### Task brief
Bring together all lines of the material below that contain the string "Specifici".
** start of Task material **
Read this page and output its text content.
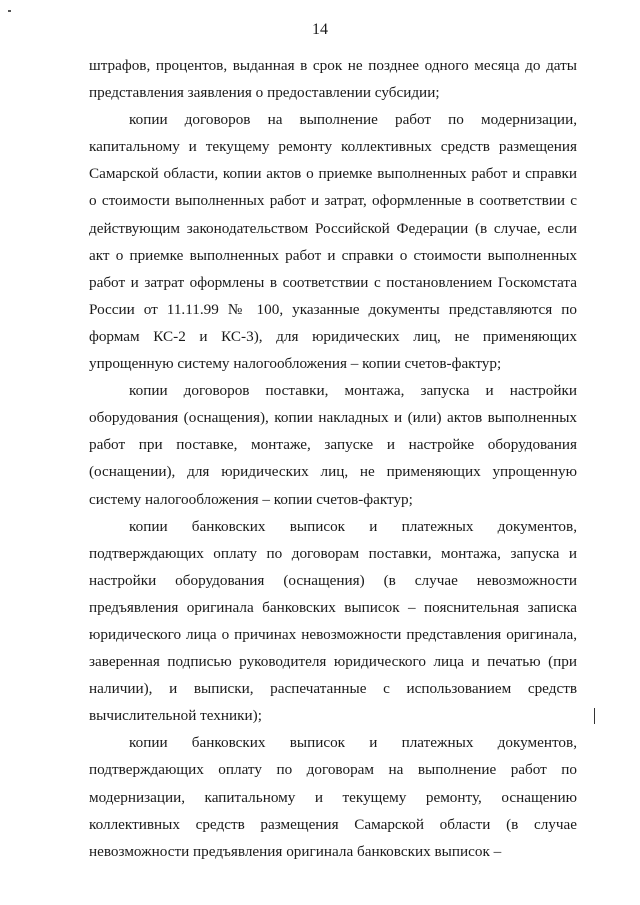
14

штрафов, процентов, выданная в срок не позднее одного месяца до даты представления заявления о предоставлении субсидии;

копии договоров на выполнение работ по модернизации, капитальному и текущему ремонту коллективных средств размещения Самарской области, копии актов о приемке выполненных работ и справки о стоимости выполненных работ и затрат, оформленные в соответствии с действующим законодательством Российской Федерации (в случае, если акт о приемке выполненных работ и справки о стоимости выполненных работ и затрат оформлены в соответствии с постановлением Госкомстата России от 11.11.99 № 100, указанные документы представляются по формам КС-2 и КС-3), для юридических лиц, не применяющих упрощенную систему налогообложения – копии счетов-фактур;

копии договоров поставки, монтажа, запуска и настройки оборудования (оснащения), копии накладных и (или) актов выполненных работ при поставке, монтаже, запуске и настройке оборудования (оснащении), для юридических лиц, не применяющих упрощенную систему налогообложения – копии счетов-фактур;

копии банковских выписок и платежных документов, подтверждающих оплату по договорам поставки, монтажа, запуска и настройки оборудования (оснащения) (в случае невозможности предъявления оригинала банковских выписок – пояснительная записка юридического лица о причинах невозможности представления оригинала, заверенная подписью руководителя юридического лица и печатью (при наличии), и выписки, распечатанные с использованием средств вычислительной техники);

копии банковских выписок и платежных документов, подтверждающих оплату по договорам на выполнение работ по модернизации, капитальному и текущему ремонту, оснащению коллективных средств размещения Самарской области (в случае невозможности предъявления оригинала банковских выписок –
** end of Task material **
** start of Task material **
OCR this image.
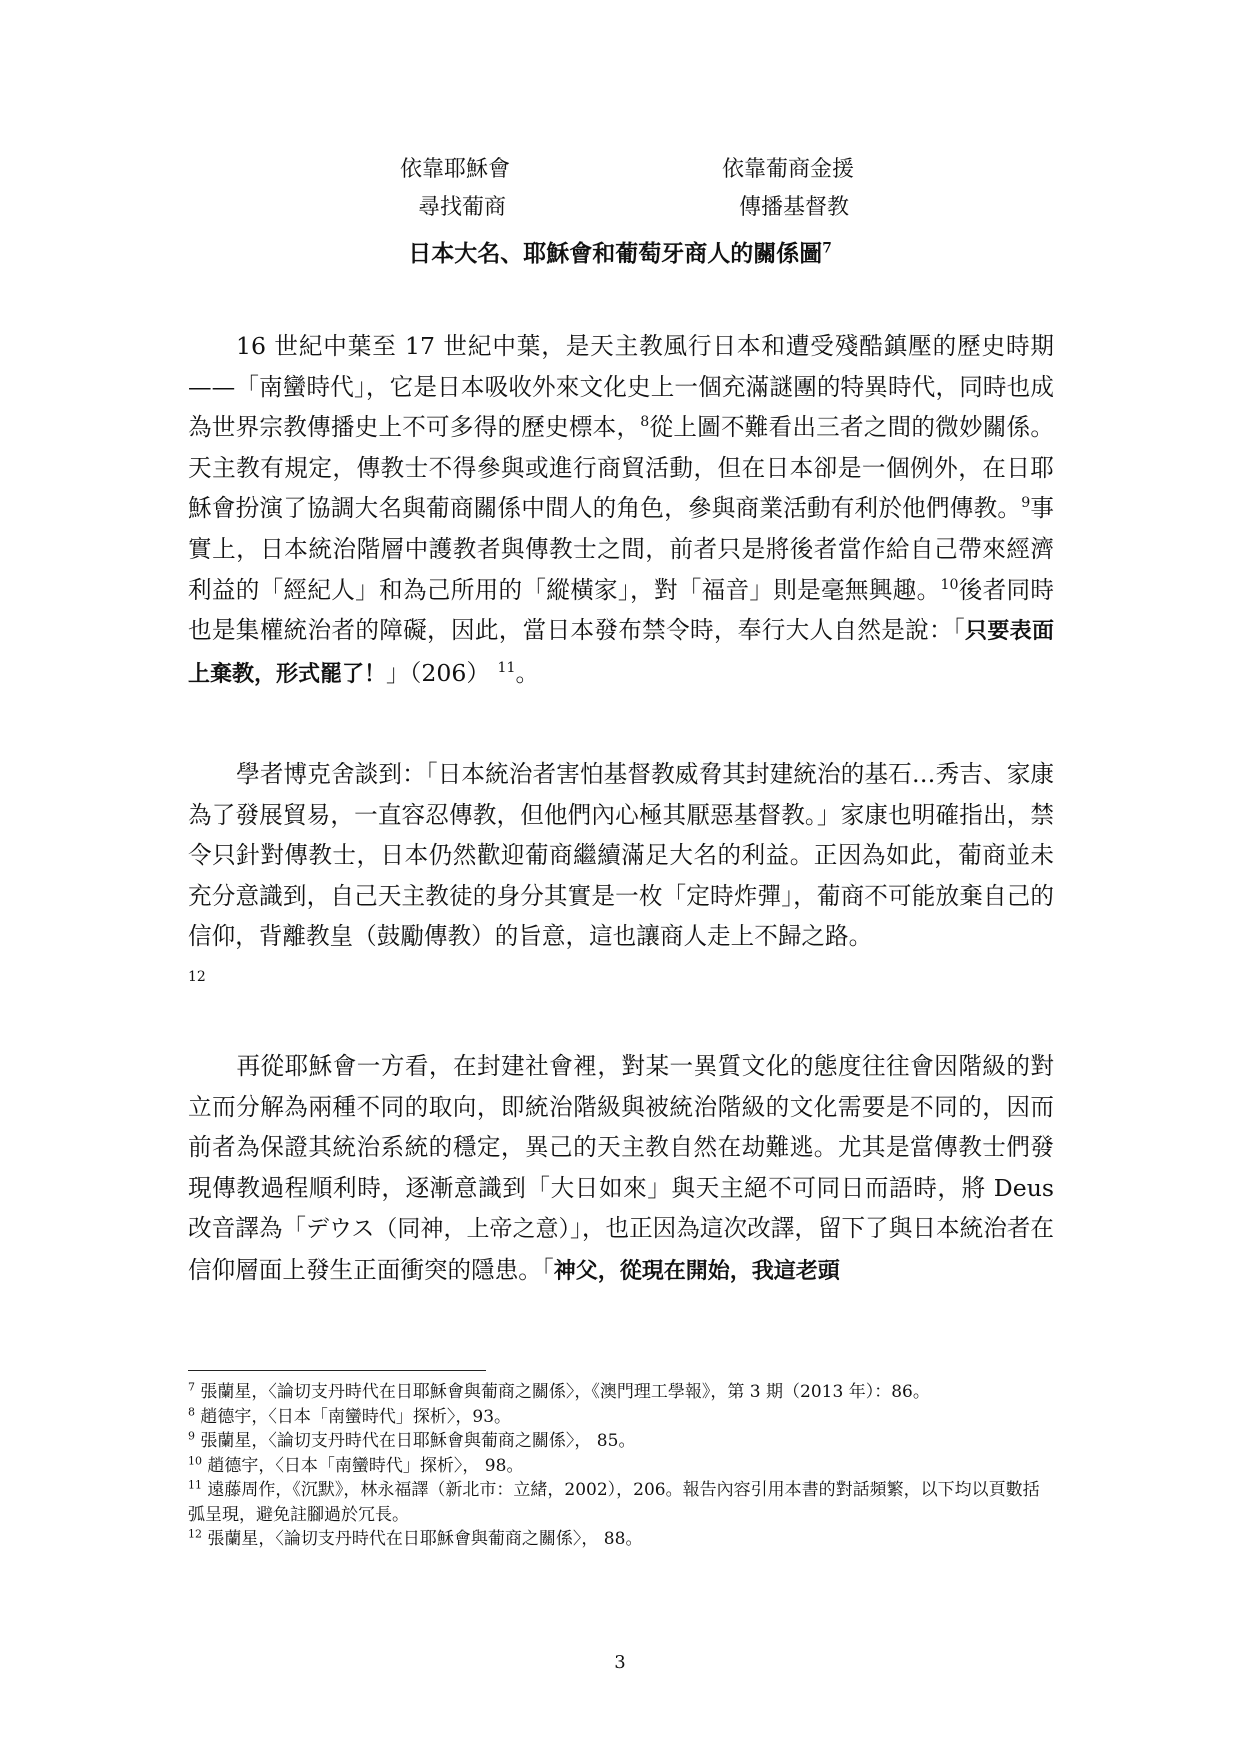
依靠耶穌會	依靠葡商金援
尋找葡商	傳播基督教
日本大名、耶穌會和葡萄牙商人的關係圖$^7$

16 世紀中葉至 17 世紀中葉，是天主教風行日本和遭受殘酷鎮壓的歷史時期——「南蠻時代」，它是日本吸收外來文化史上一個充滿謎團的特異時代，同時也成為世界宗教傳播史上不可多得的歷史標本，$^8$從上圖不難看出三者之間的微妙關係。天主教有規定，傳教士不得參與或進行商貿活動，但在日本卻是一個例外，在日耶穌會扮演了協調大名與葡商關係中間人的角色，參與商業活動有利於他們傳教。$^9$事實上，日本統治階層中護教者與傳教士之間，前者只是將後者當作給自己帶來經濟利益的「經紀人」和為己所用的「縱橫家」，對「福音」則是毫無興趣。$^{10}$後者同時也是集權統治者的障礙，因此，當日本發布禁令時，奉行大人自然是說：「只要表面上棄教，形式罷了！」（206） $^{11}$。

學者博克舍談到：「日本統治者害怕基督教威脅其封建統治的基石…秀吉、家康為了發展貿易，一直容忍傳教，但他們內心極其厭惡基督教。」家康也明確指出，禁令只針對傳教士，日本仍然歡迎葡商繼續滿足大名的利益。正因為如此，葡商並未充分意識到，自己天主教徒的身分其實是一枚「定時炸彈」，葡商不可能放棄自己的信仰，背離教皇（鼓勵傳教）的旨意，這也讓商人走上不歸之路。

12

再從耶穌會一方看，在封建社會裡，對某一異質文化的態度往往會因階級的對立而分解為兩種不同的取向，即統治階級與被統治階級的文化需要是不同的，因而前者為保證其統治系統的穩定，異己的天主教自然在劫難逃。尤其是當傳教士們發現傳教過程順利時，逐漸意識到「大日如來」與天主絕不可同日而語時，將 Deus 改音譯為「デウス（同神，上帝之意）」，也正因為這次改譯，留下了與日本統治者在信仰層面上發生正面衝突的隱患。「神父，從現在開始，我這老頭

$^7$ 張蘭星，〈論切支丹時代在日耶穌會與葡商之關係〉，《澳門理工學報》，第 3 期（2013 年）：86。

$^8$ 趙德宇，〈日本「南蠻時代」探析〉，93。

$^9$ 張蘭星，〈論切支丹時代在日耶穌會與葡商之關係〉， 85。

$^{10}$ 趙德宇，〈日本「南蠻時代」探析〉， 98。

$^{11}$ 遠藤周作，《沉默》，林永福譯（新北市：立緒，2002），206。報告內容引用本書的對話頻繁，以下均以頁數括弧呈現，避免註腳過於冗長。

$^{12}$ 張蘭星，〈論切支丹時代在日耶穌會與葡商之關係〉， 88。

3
** end of Task material **
** start of Task material **
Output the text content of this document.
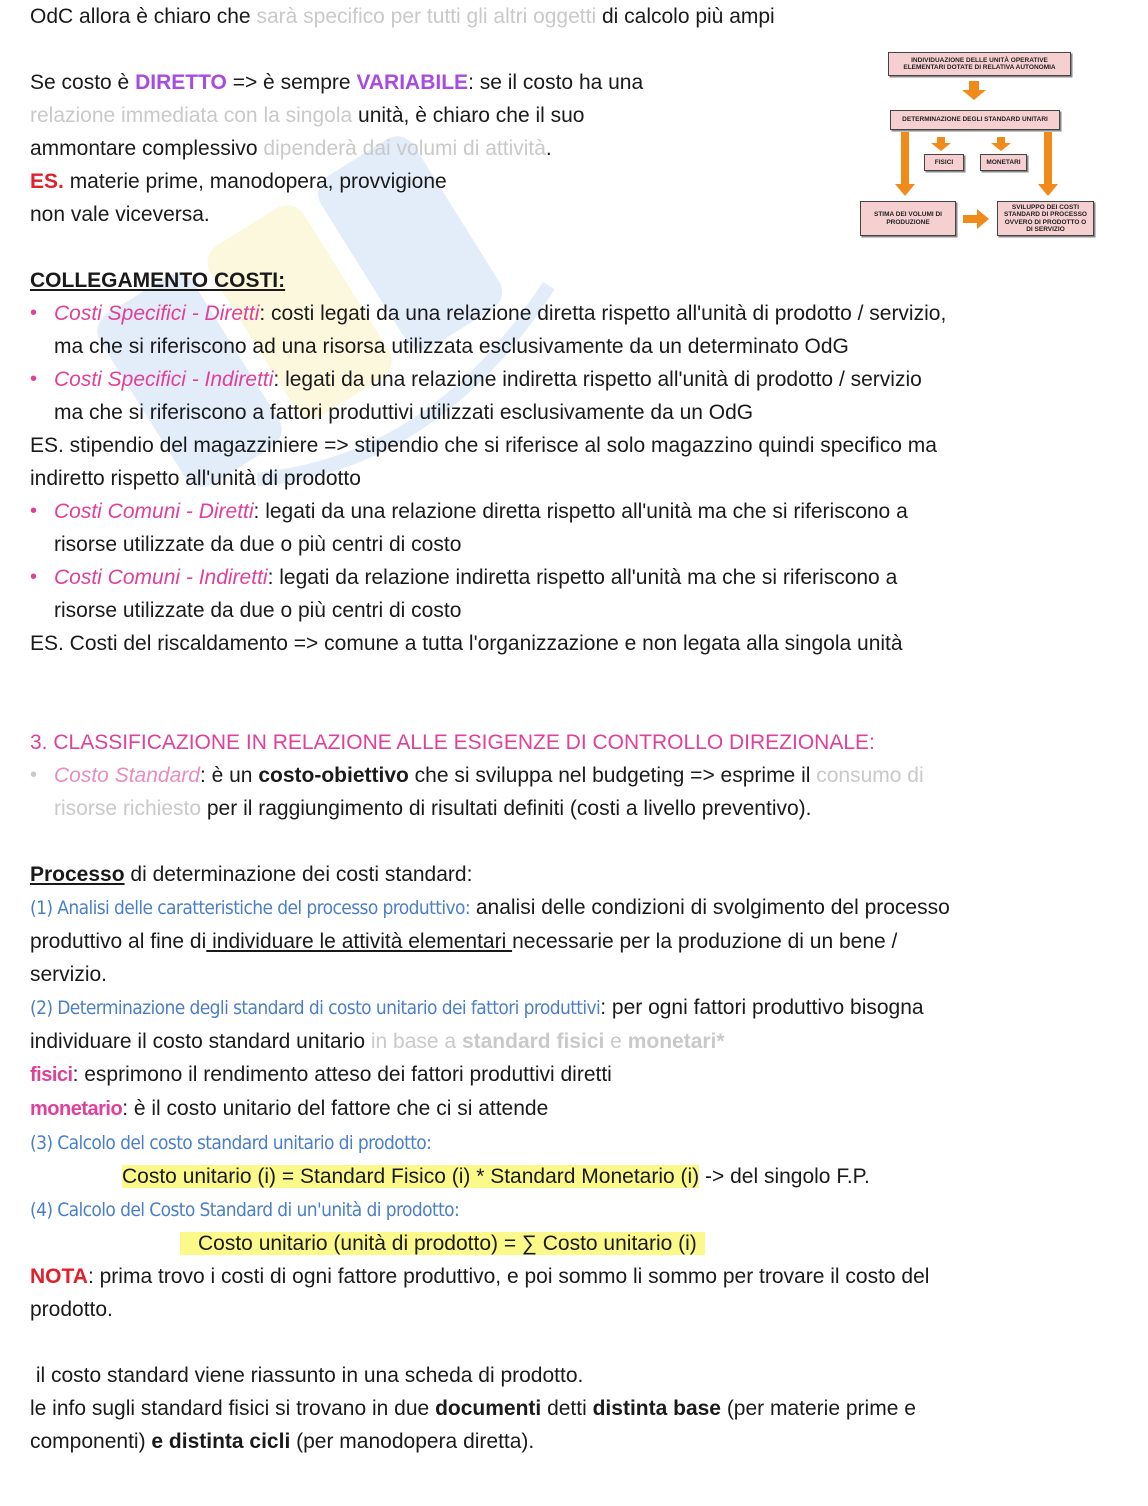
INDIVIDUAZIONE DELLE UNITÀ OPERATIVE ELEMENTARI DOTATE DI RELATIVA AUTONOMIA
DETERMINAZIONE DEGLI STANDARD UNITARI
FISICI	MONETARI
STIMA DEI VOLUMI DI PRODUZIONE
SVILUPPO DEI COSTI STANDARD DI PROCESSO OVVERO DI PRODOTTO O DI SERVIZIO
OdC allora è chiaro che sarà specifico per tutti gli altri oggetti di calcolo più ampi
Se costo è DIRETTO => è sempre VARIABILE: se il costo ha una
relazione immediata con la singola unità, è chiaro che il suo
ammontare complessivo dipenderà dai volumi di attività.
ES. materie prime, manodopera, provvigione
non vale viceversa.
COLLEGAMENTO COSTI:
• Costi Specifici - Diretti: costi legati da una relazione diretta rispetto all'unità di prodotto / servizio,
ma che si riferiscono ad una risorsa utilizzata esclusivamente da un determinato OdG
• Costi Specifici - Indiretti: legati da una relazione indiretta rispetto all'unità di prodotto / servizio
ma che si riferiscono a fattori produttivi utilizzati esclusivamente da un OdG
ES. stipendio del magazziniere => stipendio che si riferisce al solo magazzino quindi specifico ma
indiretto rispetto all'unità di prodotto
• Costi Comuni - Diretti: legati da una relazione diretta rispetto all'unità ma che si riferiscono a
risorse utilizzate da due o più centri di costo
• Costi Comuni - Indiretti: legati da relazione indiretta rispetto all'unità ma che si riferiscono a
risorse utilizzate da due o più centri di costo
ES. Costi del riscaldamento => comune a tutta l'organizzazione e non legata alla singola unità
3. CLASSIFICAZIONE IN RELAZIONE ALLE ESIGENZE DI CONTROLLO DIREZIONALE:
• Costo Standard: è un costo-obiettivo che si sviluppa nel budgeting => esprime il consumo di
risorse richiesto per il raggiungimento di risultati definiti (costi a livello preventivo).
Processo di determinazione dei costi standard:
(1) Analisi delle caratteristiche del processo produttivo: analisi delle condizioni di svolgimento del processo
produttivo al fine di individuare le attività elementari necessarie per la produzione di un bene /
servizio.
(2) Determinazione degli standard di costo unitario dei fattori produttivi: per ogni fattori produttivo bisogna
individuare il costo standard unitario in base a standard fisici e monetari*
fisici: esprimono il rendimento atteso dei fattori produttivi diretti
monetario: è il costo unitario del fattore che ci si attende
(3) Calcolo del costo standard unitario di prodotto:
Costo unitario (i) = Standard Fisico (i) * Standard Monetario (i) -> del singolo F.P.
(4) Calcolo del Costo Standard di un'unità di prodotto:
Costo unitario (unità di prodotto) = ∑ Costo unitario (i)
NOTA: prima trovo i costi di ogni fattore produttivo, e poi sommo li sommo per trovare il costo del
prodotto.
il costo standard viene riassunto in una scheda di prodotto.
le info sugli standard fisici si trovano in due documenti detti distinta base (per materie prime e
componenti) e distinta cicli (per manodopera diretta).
** end of Task material **
### Answer to this exercise
• Costi Specifici - Diretti: costi legati da una relazione diretta rispetto all'unità di prodotto / servizio,
• Costi Specifici - Indiretti: legati da una relazione indiretta rispetto all'unità di prodotto / servizio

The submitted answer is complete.